---- Listed entries

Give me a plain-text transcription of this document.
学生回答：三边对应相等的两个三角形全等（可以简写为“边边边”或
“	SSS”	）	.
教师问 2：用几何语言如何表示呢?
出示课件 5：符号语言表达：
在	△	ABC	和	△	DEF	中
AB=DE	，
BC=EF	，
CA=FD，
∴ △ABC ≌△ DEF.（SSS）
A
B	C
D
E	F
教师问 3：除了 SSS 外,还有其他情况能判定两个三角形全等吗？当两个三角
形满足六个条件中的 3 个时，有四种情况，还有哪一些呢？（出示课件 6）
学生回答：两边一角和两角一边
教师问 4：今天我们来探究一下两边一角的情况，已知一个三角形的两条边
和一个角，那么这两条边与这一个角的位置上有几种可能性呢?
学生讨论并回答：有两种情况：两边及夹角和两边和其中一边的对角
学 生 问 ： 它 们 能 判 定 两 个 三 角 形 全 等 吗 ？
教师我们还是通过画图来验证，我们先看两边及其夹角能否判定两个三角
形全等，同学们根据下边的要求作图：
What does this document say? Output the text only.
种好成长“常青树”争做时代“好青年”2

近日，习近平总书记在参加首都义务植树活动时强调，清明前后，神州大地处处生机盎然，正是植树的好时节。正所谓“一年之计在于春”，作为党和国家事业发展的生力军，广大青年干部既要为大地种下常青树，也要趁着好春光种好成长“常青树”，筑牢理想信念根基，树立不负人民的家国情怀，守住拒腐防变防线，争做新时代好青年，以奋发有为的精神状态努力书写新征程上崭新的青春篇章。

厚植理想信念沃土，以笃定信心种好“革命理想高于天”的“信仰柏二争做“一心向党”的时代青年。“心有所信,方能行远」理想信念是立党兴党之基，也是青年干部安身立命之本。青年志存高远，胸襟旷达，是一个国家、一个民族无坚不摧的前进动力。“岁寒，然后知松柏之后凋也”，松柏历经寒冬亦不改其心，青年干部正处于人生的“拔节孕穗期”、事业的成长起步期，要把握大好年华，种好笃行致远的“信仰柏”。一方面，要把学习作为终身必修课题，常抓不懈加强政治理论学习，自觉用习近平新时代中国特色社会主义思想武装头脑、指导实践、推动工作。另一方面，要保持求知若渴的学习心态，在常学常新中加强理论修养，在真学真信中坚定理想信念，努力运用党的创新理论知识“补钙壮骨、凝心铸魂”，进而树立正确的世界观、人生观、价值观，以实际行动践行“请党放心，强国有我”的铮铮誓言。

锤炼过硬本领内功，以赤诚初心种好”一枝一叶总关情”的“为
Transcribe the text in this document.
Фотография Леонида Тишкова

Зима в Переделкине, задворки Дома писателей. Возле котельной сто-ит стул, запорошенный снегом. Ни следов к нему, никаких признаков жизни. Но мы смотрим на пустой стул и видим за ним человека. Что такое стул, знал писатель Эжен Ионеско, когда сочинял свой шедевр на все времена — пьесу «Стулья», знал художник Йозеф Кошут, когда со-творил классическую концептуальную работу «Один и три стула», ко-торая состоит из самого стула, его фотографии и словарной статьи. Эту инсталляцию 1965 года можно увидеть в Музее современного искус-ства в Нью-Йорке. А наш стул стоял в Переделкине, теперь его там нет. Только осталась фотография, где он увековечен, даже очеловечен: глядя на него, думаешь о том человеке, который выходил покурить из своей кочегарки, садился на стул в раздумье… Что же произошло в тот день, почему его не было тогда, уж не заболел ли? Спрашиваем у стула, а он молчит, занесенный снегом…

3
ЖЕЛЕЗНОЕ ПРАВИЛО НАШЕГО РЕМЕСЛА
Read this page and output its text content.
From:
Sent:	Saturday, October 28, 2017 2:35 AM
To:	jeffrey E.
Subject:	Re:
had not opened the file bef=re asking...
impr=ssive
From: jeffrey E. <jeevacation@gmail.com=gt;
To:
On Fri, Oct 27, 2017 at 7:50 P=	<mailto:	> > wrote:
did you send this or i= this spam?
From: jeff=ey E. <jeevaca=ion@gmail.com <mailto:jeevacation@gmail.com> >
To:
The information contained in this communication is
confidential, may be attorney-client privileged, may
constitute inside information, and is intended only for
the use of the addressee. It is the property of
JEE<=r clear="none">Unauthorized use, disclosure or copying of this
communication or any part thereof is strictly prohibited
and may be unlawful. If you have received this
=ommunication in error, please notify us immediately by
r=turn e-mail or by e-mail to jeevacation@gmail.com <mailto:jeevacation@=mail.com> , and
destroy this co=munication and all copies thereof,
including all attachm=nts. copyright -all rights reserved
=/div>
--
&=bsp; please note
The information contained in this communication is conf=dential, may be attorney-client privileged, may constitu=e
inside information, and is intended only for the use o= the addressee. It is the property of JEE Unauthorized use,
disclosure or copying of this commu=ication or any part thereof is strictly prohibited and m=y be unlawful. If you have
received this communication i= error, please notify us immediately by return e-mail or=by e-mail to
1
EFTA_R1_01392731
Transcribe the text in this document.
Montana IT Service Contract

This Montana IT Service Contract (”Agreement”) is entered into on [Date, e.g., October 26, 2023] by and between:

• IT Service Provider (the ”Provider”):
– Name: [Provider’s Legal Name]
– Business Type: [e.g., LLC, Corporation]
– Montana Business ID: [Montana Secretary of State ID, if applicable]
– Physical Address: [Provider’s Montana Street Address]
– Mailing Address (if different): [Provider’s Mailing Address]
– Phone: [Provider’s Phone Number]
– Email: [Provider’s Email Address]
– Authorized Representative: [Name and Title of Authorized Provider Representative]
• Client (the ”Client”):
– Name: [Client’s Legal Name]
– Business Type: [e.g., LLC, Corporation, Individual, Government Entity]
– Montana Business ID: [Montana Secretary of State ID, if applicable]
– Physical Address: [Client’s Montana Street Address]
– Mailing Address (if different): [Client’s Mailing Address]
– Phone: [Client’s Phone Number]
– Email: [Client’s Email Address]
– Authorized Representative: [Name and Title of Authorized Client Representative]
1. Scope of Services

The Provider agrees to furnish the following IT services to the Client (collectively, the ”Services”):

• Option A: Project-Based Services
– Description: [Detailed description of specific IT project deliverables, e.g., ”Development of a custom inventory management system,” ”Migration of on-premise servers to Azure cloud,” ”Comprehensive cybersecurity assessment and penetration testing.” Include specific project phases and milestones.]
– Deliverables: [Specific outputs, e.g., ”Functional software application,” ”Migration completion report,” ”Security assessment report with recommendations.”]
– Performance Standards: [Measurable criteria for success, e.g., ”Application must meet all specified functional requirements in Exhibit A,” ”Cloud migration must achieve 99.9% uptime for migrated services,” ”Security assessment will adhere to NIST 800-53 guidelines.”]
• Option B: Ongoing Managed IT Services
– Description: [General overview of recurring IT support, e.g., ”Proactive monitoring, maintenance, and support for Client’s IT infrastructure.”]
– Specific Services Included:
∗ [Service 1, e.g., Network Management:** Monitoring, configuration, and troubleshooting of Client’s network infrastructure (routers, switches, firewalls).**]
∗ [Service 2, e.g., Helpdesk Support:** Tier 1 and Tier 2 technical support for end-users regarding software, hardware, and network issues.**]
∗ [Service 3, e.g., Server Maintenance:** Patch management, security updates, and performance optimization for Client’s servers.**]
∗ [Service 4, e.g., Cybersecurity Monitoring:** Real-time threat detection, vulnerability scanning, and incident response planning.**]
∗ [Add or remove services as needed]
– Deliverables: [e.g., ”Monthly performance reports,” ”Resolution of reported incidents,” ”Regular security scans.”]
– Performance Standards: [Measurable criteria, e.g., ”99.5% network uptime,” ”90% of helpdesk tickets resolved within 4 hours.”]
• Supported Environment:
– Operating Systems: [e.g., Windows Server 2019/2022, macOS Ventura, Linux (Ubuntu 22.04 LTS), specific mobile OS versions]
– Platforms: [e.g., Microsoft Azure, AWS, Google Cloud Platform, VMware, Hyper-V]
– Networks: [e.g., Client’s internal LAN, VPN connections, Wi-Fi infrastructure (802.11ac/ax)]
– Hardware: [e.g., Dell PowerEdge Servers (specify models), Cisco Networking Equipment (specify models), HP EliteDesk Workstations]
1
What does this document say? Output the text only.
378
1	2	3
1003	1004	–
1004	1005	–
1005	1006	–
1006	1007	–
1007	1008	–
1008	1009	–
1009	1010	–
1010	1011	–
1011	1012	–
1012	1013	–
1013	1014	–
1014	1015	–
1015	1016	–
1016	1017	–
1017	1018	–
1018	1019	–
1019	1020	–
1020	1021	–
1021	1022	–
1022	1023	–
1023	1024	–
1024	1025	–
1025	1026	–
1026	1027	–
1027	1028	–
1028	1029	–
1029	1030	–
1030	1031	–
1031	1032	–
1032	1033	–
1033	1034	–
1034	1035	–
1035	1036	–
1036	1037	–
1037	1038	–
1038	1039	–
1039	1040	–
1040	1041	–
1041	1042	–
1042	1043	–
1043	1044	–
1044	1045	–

--------

▸ **Problem description**
From the records above, report the count of lines containing "Option" and nothing more.

▸ **Result below**
2